TASK DIRECTIONS :: In your copy, drop the images and return each record exactly as it stands.

DATA SHOWN ::

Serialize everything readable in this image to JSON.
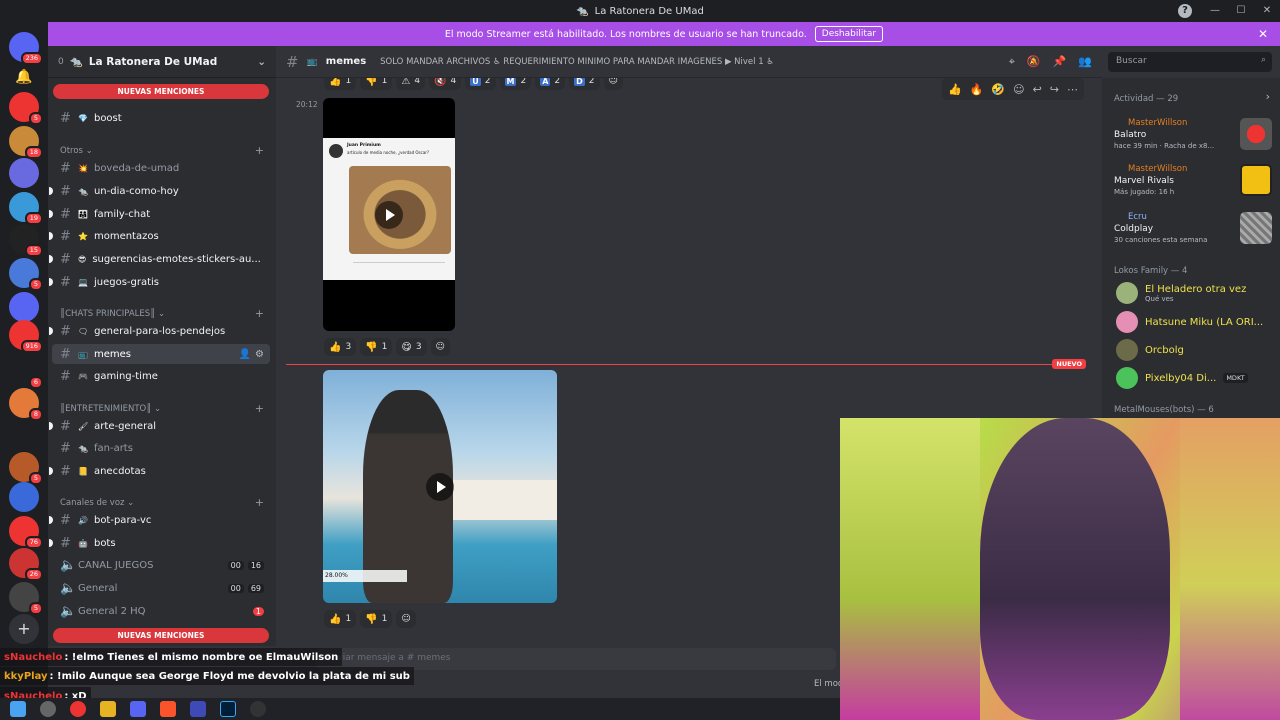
{
  "window": {
    "title": "La Ratonera De UMad"
  },
  "banner": {
    "text": "El modo Streamer está habilitado. Los nombres de usuario se han truncado.",
    "button": "Deshabilitar"
  },
  "servers": [
    {
      "badge": "236"
    },
    {
      "badge": ""
    },
    {
      "badge": "5"
    },
    {
      "badge": "18"
    },
    {
      "badge": ""
    },
    {
      "badge": "19"
    },
    {
      "badge": "15"
    },
    {
      "badge": "5"
    },
    {
      "badge": ""
    },
    {
      "badge": "916"
    },
    {
      "badge": "6"
    },
    {
      "badge": "8"
    },
    {
      "badge": ""
    },
    {
      "badge": "5"
    },
    {
      "badge": ""
    },
    {
      "badge": "76"
    },
    {
      "badge": "26"
    },
    {
      "badge": "5"
    }
  ],
  "sidebar": {
    "server_name": "La Ratonera De UMad",
    "server_count": "0",
    "mentions_label": "NUEVAS MENCIONES",
    "channels": [
      {
        "name": "boost",
        "emoji": "💎"
      },
      {
        "name": "boveda-de-umad",
        "emoji": "💥"
      },
      {
        "name": "un-dia-como-hoy",
        "emoji": "🐀"
      },
      {
        "name": "family-chat",
        "emoji": "👨‍👩‍👧"
      },
      {
        "name": "momentazos",
        "emoji": "⭐"
      },
      {
        "name": "sugerencias-emotes-stickers-au...",
        "emoji": "😎"
      },
      {
        "name": "juegos-gratis",
        "emoji": "💻"
      },
      {
        "name": "general-para-los-pendejos",
        "emoji": "🗨"
      },
      {
        "name": "memes",
        "emoji": "📺"
      },
      {
        "name": "gaming-time",
        "emoji": "🎮"
      },
      {
        "name": "arte-general",
        "emoji": "🖌"
      },
      {
        "name": "fan-arts",
        "emoji": "🐀"
      },
      {
        "name": "anecdotas",
        "emoji": "📒"
      },
      {
        "name": "bot-para-vc",
        "emoji": "🔊"
      },
      {
        "name": "bots",
        "emoji": "🤖"
      }
    ],
    "categories": {
      "otros": "Otros",
      "chats": "CHATS PRINCIPALES",
      "entretenimiento": "ENTRETENIMIENTO",
      "voz": "Canales de voz"
    },
    "voice": [
      {
        "name": "CANAL JUEGOS",
        "a": "00",
        "b": "16"
      },
      {
        "name": "General",
        "a": "00",
        "b": "69"
      },
      {
        "name": "General 2 HQ",
        "a": "",
        "b": "1"
      }
    ]
  },
  "header": {
    "channel": "memes",
    "topic": "SOLO MANDAR ARCHIVOS ♿ REQUERIMIENTO MINIMO PARA MANDAR IMAGENES ▶ Nivel 1 ♿",
    "search_placeholder": "Buscar"
  },
  "messages": {
    "timestamp": "20:12",
    "top_reactions": [
      {
        "icon": "👍",
        "count": "1"
      },
      {
        "icon": "👎",
        "count": "1"
      },
      {
        "icon": "⚠",
        "count": "4"
      },
      {
        "icon": "🔇",
        "count": "4"
      },
      {
        "icon": "U",
        "count": "2"
      },
      {
        "icon": "M",
        "count": "2"
      },
      {
        "icon": "A",
        "count": "2"
      },
      {
        "icon": "D",
        "count": "2"
      }
    ],
    "reactions1": [
      {
        "icon": "👍",
        "count": "3"
      },
      {
        "icon": "👎",
        "count": "1"
      },
      {
        "icon": "😋",
        "count": "3"
      }
    ],
    "reactions2": [
      {
        "icon": "👍",
        "count": "1"
      },
      {
        "icon": "👎",
        "count": "1"
      }
    ],
    "new_label": "NUEVO",
    "post1": {
      "author": "Juan Primium",
      "text": "artículo de media noche, ¿verdad Oscar?"
    },
    "post2": {
      "caption": "28.00%"
    }
  },
  "composer": {
    "placeholder": "Enviar mensaje a #",
    "channel": "memes",
    "right_text": "El mod"
  },
  "members": {
    "activity_header": "Actividad — 29",
    "activities": [
      {
        "user": "MasterWillson",
        "game": "Balatro",
        "sub": "hace 39 min · Racha de x8..."
      },
      {
        "user": "MasterWillson",
        "game": "Marvel Rivals",
        "sub": "Más jugado: 16 h"
      },
      {
        "user": "Ecru",
        "game": "Coldplay",
        "sub": "30 canciones esta semana"
      }
    ],
    "group1": "Lokos Family — 4",
    "list": [
      {
        "name": "El Heladero otra vez",
        "sub": "Qué ves",
        "color": "#f0e14a"
      },
      {
        "name": "Hatsune Miku (LA ORI...",
        "sub": "",
        "color": "#f2f3f5"
      },
      {
        "name": "Orcbolg",
        "sub": "",
        "color": "#f2f3f5"
      },
      {
        "name": "Pixelby04 Di...",
        "sub": "",
        "color": "#f0e14a",
        "tag": "MDKT"
      }
    ],
    "group2": "MetalMouses(bots) — 6"
  },
  "chat_overlay": [
    {
      "user": "sNauchelo",
      "text": ": !elmo Tienes el mismo nombre oe ElmauWilson"
    },
    {
      "user": "kkyPlay",
      "text": ": !milo Aunque sea George Floyd me devolvio la plata de mi sub"
    },
    {
      "user": "sNauchelo",
      "text": ": xD"
    }
  ]
}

RESULT ::
Serialize everything readable in this image to JSON.
{
  "window": {
    "title": "La Ratonera De UMad"
  },
  "banner": {
    "text": "El modo Streamer está habilitado. Los nombres de usuario se han truncado.",
    "button": "Deshabilitar"
  },
  "servers": [
    {
      "badge": "236"
    },
    {
      "badge": ""
    },
    {
      "badge": "5"
    },
    {
      "badge": "18"
    },
    {
      "badge": ""
    },
    {
      "badge": "19"
    },
    {
      "badge": "15"
    },
    {
      "badge": "5"
    },
    {
      "badge": ""
    },
    {
      "badge": "916"
    },
    {
      "badge": "6"
    },
    {
      "badge": "8"
    },
    {
      "badge": ""
    },
    {
      "badge": "5"
    },
    {
      "badge": ""
    },
    {
      "badge": "76"
    },
    {
      "badge": "26"
    },
    {
      "badge": "5"
    }
  ],
  "sidebar": {
    "server_name": "La Ratonera De UMad",
    "server_count": "0",
    "mentions_label": "NUEVAS MENCIONES",
    "channels": [
      {
        "name": "boost",
        "emoji": "💎"
      },
      {
        "name": "boveda-de-umad",
        "emoji": "💥"
      },
      {
        "name": "un-dia-como-hoy",
        "emoji": "🐀"
      },
      {
        "name": "family-chat",
        "emoji": "👨‍👩‍👧"
      },
      {
        "name": "momentazos",
        "emoji": "⭐"
      },
      {
        "name": "sugerencias-emotes-stickers-au...",
        "emoji": "😎"
      },
      {
        "name": "juegos-gratis",
        "emoji": "💻"
      },
      {
        "name": "general-para-los-pendejos",
        "emoji": "🗨"
      },
      {
        "name": "memes",
        "emoji": "📺"
      },
      {
        "name": "gaming-time",
        "emoji": "🎮"
      },
      {
        "name": "arte-general",
        "emoji": "🖌"
      },
      {
        "name": "fan-arts",
        "emoji": "🐀"
      },
      {
        "name": "anecdotas",
        "emoji": "📒"
      },
      {
        "name": "bot-para-vc",
        "emoji": "🔊"
      },
      {
        "name": "bots",
        "emoji": "🤖"
      }
    ],
    "categories": {
      "otros": "Otros",
      "chats": "CHATS PRINCIPALES",
      "entretenimiento": "ENTRETENIMIENTO",
      "voz": "Canales de voz"
    },
    "voice": [
      {
        "name": "CANAL JUEGOS",
        "a": "00",
        "b": "16"
      },
      {
        "name": "General",
        "a": "00",
        "b": "69"
      },
      {
        "name": "General 2 HQ",
        "a": "",
        "b": "1"
      }
    ]
  },
  "header": {
    "channel": "memes",
    "topic": "SOLO MANDAR ARCHIVOS ♿ REQUERIMIENTO MINIMO PARA MANDAR IMAGENES ▶ Nivel 1 ♿",
    "search_placeholder": "Buscar"
  },
  "messages": {
    "timestamp": "20:12",
    "top_reactions": [
      {
        "icon": "👍",
        "count": "1"
      },
      {
        "icon": "👎",
        "count": "1"
      },
      {
        "icon": "⚠",
        "count": "4"
      },
      {
        "icon": "🔇",
        "count": "4"
      },
      {
        "icon": "U",
        "count": "2"
      },
      {
        "icon": "M",
        "count": "2"
      },
      {
        "icon": "A",
        "count": "2"
      },
      {
        "icon": "D",
        "count": "2"
      }
    ],
    "reactions1": [
      {
        "icon": "👍",
        "count": "3"
      },
      {
        "icon": "👎",
        "count": "1"
      },
      {
        "icon": "😋",
        "count": "3"
      }
    ],
    "reactions2": [
      {
        "icon": "👍",
        "count": "1"
      },
      {
        "icon": "👎",
        "count": "1"
      }
    ],
    "new_label": "NUEVO",
    "post1": {
      "author": "Juan Primium",
      "text": "artículo de media noche, ¿verdad Oscar?"
    },
    "post2": {
      "caption": "28.00%"
    }
  },
  "composer": {
    "placeholder": "Enviar mensaje a #",
    "channel": "memes",
    "right_text": "El mod"
  },
  "members": {
    "activity_header": "Actividad — 29",
    "activities": [
      {
        "user": "MasterWillson",
        "game": "Balatro",
        "sub": "hace 39 min · Racha de x8..."
      },
      {
        "user": "MasterWillson",
        "game": "Marvel Rivals",
        "sub": "Más jugado: 16 h"
      },
      {
        "user": "Ecru",
        "game": "Coldplay",
        "sub": "30 canciones esta semana"
      }
    ],
    "group1": "Lokos Family — 4",
    "list": [
      {
        "name": "El Heladero otra vez",
        "sub": "Qué ves",
        "color": "#f0e14a"
      },
      {
        "name": "Hatsune Miku (LA ORI...",
        "sub": "",
        "color": "#f2f3f5"
      },
      {
        "name": "Orcbolg",
        "sub": "",
        "color": "#f2f3f5"
      },
      {
        "name": "Pixelby04 Di...",
        "sub": "",
        "color": "#f0e14a",
        "tag": "MDKT"
      }
    ],
    "group2": "MetalMouses(bots) — 6"
  },
  "chat_overlay": [
    {
      "user": "sNauchelo",
      "text": ": !elmo Tienes el mismo nombre oe ElmauWilson"
    },
    {
      "user": "kkyPlay",
      "text": ": !milo Aunque sea George Floyd me devolvio la plata de mi sub"
    },
    {
      "user": "sNauchelo",
      "text": ": xD"
    }
  ]
}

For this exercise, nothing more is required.